Copy, from the entries below, each line in which the string "Cammy" appears.

::::

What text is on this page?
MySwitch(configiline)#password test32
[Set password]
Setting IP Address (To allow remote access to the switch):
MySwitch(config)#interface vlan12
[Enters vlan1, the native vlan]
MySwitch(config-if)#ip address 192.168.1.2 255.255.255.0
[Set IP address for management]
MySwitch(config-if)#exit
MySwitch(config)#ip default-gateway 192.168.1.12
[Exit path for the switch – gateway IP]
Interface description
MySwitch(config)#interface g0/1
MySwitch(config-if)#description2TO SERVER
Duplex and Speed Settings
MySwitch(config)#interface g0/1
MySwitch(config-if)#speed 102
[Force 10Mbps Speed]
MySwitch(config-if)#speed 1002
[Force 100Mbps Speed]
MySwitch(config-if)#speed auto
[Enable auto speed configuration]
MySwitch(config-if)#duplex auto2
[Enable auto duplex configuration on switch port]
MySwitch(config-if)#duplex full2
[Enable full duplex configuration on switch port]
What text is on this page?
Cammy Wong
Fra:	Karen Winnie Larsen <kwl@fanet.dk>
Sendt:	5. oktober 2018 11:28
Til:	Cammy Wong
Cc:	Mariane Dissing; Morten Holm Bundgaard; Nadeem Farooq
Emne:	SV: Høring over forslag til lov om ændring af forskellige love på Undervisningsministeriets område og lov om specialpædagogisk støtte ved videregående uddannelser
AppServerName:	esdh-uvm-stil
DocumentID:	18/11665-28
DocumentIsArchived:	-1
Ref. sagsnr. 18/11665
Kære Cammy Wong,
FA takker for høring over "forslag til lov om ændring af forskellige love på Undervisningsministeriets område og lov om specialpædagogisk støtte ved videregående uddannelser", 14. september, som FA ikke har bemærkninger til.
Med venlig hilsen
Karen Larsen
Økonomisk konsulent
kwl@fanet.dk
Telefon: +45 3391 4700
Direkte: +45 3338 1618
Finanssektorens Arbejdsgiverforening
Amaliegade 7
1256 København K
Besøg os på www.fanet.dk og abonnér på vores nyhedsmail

::::

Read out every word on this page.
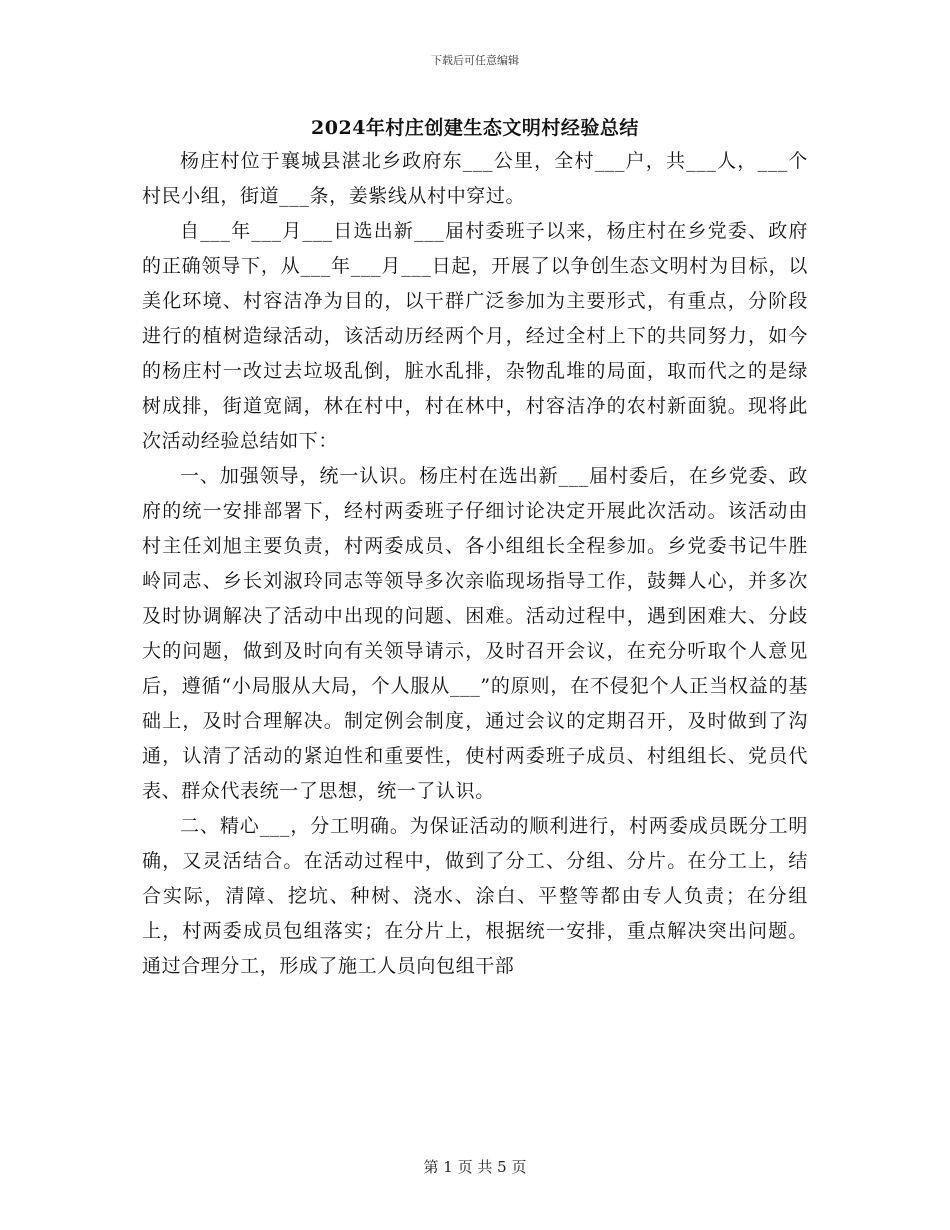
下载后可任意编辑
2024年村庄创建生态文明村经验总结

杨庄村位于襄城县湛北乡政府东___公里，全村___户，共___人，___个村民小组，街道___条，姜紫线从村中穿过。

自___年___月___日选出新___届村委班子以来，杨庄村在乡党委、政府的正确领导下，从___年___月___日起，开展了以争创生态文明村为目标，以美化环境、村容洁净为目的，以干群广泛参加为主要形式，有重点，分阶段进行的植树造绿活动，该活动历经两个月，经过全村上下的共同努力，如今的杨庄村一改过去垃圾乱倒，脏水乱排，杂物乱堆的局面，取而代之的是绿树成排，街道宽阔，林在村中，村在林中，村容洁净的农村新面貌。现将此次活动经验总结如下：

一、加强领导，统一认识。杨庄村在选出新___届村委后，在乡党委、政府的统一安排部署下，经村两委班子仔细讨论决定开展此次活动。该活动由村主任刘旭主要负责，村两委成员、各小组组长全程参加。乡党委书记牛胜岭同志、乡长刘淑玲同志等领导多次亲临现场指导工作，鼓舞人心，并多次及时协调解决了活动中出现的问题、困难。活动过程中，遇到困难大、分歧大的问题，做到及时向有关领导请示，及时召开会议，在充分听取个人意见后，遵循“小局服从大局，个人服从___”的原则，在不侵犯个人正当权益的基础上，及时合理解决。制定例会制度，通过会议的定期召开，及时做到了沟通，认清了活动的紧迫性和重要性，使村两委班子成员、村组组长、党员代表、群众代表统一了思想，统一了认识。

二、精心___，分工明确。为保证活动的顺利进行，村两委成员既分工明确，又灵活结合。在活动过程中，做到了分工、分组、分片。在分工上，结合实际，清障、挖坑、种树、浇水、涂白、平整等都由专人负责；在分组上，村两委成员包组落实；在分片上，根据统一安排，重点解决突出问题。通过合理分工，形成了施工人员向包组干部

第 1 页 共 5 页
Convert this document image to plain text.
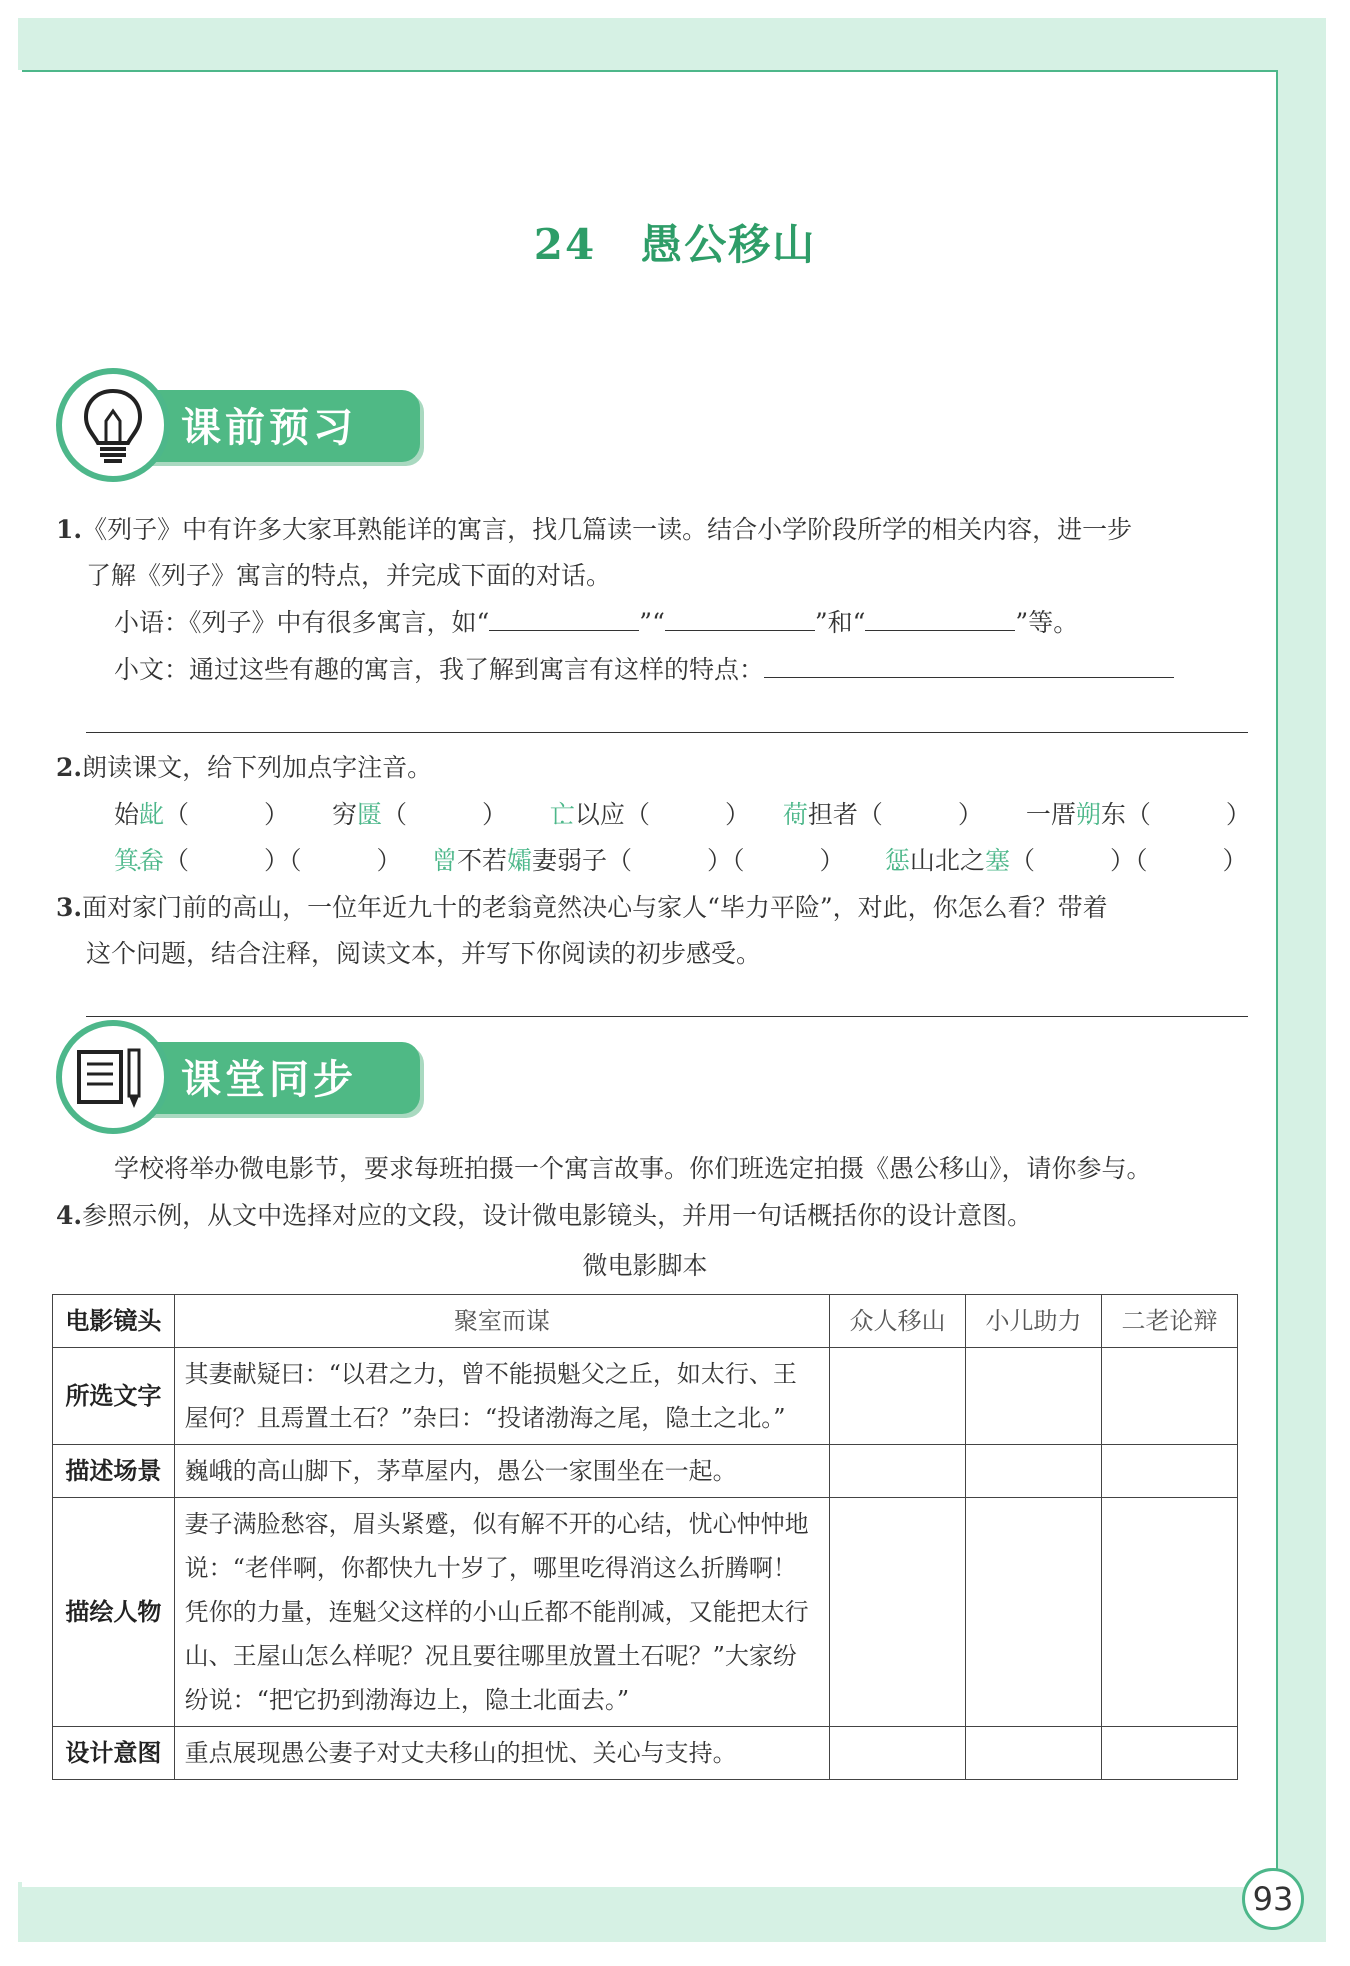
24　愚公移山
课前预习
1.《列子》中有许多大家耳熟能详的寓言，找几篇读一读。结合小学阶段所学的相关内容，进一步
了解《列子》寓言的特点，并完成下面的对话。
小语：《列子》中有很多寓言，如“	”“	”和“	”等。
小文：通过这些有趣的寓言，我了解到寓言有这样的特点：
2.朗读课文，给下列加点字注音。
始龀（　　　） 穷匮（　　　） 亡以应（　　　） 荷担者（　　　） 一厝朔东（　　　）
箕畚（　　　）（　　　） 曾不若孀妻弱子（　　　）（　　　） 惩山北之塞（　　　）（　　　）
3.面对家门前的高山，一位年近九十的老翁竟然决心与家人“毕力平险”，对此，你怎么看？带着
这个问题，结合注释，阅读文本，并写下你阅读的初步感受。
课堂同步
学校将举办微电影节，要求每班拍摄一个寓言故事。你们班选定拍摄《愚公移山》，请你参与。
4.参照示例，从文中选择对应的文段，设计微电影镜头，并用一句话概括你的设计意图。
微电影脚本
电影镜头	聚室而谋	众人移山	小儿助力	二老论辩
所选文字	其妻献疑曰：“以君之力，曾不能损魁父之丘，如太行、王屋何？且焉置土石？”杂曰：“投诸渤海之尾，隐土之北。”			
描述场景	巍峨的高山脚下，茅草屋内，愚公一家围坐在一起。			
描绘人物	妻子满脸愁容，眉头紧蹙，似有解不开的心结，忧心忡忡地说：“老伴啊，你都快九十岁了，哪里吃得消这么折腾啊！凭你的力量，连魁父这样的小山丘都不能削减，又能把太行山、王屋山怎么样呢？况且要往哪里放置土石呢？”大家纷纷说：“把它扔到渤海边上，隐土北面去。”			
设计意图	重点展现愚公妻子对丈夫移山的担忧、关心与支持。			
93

::::

■ FULL RESPONSE ■
Cammy Wong
Til:	Cammy Wong
Kære Cammy Wong,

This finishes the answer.